::: Dataset entries :::

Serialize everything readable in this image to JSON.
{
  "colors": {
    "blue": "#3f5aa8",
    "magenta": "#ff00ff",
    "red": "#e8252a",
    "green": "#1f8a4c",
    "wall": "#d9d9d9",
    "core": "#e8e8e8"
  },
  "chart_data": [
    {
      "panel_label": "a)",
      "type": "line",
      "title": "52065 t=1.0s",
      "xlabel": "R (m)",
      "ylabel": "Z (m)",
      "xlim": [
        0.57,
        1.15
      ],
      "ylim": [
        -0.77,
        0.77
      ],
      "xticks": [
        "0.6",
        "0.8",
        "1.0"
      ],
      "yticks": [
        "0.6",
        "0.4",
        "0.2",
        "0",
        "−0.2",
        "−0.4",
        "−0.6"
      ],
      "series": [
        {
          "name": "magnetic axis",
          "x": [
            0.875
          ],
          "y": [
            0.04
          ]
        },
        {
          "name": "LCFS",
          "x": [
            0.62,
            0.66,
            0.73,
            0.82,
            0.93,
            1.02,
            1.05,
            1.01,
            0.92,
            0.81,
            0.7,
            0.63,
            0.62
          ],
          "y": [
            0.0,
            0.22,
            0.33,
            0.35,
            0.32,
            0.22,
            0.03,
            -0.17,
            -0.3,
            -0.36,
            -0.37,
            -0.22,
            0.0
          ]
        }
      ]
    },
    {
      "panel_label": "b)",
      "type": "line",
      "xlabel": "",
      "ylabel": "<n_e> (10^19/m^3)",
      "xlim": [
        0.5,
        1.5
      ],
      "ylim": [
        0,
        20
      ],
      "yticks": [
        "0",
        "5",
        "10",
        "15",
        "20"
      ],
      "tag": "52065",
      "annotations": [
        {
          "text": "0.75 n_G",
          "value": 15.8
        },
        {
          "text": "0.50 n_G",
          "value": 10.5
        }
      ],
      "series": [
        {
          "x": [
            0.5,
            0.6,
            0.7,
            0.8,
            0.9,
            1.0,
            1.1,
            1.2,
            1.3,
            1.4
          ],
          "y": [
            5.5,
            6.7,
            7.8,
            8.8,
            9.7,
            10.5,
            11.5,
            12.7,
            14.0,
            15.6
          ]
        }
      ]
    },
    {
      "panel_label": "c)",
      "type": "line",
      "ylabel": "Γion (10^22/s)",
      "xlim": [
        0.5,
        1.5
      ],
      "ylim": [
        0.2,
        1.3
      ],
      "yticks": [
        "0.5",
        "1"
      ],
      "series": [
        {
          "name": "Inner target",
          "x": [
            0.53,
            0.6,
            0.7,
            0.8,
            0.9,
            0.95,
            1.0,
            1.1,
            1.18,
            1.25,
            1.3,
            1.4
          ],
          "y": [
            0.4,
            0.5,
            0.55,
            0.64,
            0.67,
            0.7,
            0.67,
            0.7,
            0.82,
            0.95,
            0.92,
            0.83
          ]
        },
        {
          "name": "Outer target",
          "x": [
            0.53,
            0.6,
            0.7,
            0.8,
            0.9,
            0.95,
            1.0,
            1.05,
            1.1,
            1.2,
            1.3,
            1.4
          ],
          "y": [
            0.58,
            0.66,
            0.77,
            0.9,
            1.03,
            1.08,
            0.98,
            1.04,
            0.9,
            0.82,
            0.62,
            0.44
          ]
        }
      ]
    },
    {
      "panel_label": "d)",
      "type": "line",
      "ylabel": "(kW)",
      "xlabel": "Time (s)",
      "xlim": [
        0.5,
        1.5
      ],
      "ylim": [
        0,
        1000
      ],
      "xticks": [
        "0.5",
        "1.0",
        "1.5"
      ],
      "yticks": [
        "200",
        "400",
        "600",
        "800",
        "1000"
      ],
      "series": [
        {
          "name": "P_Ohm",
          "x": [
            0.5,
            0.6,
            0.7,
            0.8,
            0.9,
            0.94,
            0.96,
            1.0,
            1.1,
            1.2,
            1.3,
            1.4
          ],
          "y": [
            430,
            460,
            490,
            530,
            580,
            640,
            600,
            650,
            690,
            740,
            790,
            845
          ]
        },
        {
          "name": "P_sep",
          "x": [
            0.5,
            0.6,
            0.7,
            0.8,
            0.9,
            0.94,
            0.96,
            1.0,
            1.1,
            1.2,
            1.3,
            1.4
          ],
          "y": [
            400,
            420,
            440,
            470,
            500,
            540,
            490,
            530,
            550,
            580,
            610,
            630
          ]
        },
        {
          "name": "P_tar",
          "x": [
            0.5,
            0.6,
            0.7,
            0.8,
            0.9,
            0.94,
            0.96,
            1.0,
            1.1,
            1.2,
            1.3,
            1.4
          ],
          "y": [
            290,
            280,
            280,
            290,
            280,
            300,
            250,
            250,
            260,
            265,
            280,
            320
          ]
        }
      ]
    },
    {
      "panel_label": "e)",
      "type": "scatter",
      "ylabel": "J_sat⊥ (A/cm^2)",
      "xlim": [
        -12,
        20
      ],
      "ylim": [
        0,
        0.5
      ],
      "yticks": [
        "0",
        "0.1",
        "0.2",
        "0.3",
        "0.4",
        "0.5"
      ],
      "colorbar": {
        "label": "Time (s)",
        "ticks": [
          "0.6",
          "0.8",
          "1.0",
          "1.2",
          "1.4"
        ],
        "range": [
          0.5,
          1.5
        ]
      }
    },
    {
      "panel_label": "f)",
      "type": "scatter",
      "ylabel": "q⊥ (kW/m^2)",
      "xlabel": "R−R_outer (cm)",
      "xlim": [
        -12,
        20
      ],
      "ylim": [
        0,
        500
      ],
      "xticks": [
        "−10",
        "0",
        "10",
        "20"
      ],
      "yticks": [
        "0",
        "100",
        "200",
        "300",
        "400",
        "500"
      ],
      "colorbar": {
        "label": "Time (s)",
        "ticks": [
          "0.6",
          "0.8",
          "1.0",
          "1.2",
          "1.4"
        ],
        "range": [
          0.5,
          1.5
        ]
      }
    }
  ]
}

:::

What is expected:
Every entry above should be retyped exactly as shown.

Expected answer:
Serialize everything readable in this image to JSON.
{
  "colors": {
    "blue": "#3f5aa8",
    "magenta": "#ff00ff",
    "red": "#e8252a",
    "green": "#1f8a4c",
    "wall": "#d9d9d9",
    "core": "#e8e8e8"
  },
  "chart_data": [
    {
      "panel_label": "a)",
      "type": "line",
      "title": "52065 t=1.0s",
      "xlabel": "R (m)",
      "ylabel": "Z (m)",
      "xlim": [
        0.57,
        1.15
      ],
      "ylim": [
        -0.77,
        0.77
      ],
      "xticks": [
        "0.6",
        "0.8",
        "1.0"
      ],
      "yticks": [
        "0.6",
        "0.4",
        "0.2",
        "0",
        "−0.2",
        "−0.4",
        "−0.6"
      ],
      "series": [
        {
          "name": "magnetic axis",
          "x": [
            0.875
          ],
          "y": [
            0.04
          ]
        },
        {
          "name": "LCFS",
          "x": [
            0.62,
            0.66,
            0.73,
            0.82,
            0.93,
            1.02,
            1.05,
            1.01,
            0.92,
            0.81,
            0.7,
            0.63,
            0.62
          ],
          "y": [
            0.0,
            0.22,
            0.33,
            0.35,
            0.32,
            0.22,
            0.03,
            -0.17,
            -0.3,
            -0.36,
            -0.37,
            -0.22,
            0.0
          ]
        }
      ]
    },
    {
      "panel_label": "b)",
      "type": "line",
      "xlabel": "",
      "ylabel": "<n_e> (10^19/m^3)",
      "xlim": [
        0.5,
        1.5
      ],
      "ylim": [
        0,
        20
      ],
      "yticks": [
        "0",
        "5",
        "10",
        "15",
        "20"
      ],
      "tag": "52065",
      "annotations": [
        {
          "text": "0.75 n_G",
          "value": 15.8
        },
        {
          "text": "0.50 n_G",
          "value": 10.5
        }
      ],
      "series": [
        {
          "x": [
            0.5,
            0.6,
            0.7,
            0.8,
            0.9,
            1.0,
            1.1,
            1.2,
            1.3,
            1.4
          ],
          "y": [
            5.5,
            6.7,
            7.8,
            8.8,
            9.7,
            10.5,
            11.5,
            12.7,
            14.0,
            15.6
          ]
        }
      ]
    },
    {
      "panel_label": "c)",
      "type": "line",
      "ylabel": "Γion (10^22/s)",
      "xlim": [
        0.5,
        1.5
      ],
      "ylim": [
        0.2,
        1.3
      ],
      "yticks": [
        "0.5",
        "1"
      ],
      "series": [
        {
          "name": "Inner target",
          "x": [
            0.53,
            0.6,
            0.7,
            0.8,
            0.9,
            0.95,
            1.0,
            1.1,
            1.18,
            1.25,
            1.3,
            1.4
          ],
          "y": [
            0.4,
            0.5,
            0.55,
            0.64,
            0.67,
            0.7,
            0.67,
            0.7,
            0.82,
            0.95,
            0.92,
            0.83
          ]
        },
        {
          "name": "Outer target",
          "x": [
            0.53,
            0.6,
            0.7,
            0.8,
            0.9,
            0.95,
            1.0,
            1.05,
            1.1,
            1.2,
            1.3,
            1.4
          ],
          "y": [
            0.58,
            0.66,
            0.77,
            0.9,
            1.03,
            1.08,
            0.98,
            1.04,
            0.9,
            0.82,
            0.62,
            0.44
          ]
        }
      ]
    },
    {
      "panel_label": "d)",
      "type": "line",
      "ylabel": "(kW)",
      "xlabel": "Time (s)",
      "xlim": [
        0.5,
        1.5
      ],
      "ylim": [
        0,
        1000
      ],
      "xticks": [
        "0.5",
        "1.0",
        "1.5"
      ],
      "yticks": [
        "200",
        "400",
        "600",
        "800",
        "1000"
      ],
      "series": [
        {
          "name": "P_Ohm",
          "x": [
            0.5,
            0.6,
            0.7,
            0.8,
            0.9,
            0.94,
            0.96,
            1.0,
            1.1,
            1.2,
            1.3,
            1.4
          ],
          "y": [
            430,
            460,
            490,
            530,
            580,
            640,
            600,
            650,
            690,
            740,
            790,
            845
          ]
        },
        {
          "name": "P_sep",
          "x": [
            0.5,
            0.6,
            0.7,
            0.8,
            0.9,
            0.94,
            0.96,
            1.0,
            1.1,
            1.2,
            1.3,
            1.4
          ],
          "y": [
            400,
            420,
            440,
            470,
            500,
            540,
            490,
            530,
            550,
            580,
            610,
            630
          ]
        },
        {
          "name": "P_tar",
          "x": [
            0.5,
            0.6,
            0.7,
            0.8,
            0.9,
            0.94,
            0.96,
            1.0,
            1.1,
            1.2,
            1.3,
            1.4
          ],
          "y": [
            290,
            280,
            280,
            290,
            280,
            300,
            250,
            250,
            260,
            265,
            280,
            320
          ]
        }
      ]
    },
    {
      "panel_label": "e)",
      "type": "scatter",
      "ylabel": "J_sat⊥ (A/cm^2)",
      "xlim": [
        -12,
        20
      ],
      "ylim": [
        0,
        0.5
      ],
      "yticks": [
        "0",
        "0.1",
        "0.2",
        "0.3",
        "0.4",
        "0.5"
      ],
      "colorbar": {
        "label": "Time (s)",
        "ticks": [
          "0.6",
          "0.8",
          "1.0",
          "1.2",
          "1.4"
        ],
        "range": [
          0.5,
          1.5
        ]
      }
    },
    {
      "panel_label": "f)",
      "type": "scatter",
      "ylabel": "q⊥ (kW/m^2)",
      "xlabel": "R−R_outer (cm)",
      "xlim": [
        -12,
        20
      ],
      "ylim": [
        0,
        500
      ],
      "xticks": [
        "−10",
        "0",
        "10",
        "20"
      ],
      "yticks": [
        "0",
        "100",
        "200",
        "300",
        "400",
        "500"
      ],
      "colorbar": {
        "label": "Time (s)",
        "ticks": [
          "0.6",
          "0.8",
          "1.0",
          "1.2",
          "1.4"
        ],
        "range": [
          0.5,
          1.5
        ]
      }
    }
  ]
}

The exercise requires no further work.